Written instruction:
In the listing below, find every line containing "соответствии" and copy it out.

Data rows:
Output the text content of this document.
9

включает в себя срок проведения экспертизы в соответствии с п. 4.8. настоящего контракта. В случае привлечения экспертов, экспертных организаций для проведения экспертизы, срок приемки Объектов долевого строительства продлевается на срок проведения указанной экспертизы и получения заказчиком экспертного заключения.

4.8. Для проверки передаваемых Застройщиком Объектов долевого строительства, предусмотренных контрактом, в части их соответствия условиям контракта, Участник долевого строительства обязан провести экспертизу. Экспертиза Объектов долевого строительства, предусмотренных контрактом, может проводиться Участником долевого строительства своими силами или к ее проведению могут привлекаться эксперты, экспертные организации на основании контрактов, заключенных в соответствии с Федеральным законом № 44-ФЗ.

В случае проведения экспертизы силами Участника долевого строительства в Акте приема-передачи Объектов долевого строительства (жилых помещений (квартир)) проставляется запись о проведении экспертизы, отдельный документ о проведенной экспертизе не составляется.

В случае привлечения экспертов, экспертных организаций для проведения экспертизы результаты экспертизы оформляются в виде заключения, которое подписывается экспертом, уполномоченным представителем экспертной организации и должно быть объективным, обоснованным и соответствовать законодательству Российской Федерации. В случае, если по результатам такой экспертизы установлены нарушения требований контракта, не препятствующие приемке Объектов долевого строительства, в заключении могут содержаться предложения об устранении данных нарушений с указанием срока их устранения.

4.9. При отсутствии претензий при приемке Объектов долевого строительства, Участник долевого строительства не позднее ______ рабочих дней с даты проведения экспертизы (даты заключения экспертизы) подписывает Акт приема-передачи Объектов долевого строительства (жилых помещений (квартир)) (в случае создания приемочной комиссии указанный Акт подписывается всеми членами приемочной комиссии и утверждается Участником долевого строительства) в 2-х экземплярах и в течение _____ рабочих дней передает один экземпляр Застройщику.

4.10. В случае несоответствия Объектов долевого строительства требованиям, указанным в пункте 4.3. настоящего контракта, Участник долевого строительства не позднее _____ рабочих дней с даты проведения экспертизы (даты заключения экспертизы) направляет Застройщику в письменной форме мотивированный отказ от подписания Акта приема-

Correct response:
включает в себя срок проведения экспертизы в соответствии с п. 4.8. настоящего контракта. В случае привлечения экспертов, экспертных организаций для проведения экспертизы, срок приемки Объектов долевого строительства продлевается на срок проведения указанной экспертизы и получения заказчиком экспертного заключения.
4.8. Для проверки передаваемых Застройщиком Объектов долевого строительства, предусмотренных контрактом, в части их соответствия условиям контракта, Участник долевого строительства обязан провести экспертизу. Экспертиза Объектов долевого строительства, предусмотренных контрактом, может проводиться Участником долевого строительства своими силами или к ее проведению могут привлекаться эксперты, экспертные организации на основании контрактов, заключенных в соответствии с Федеральным законом № 44-ФЗ.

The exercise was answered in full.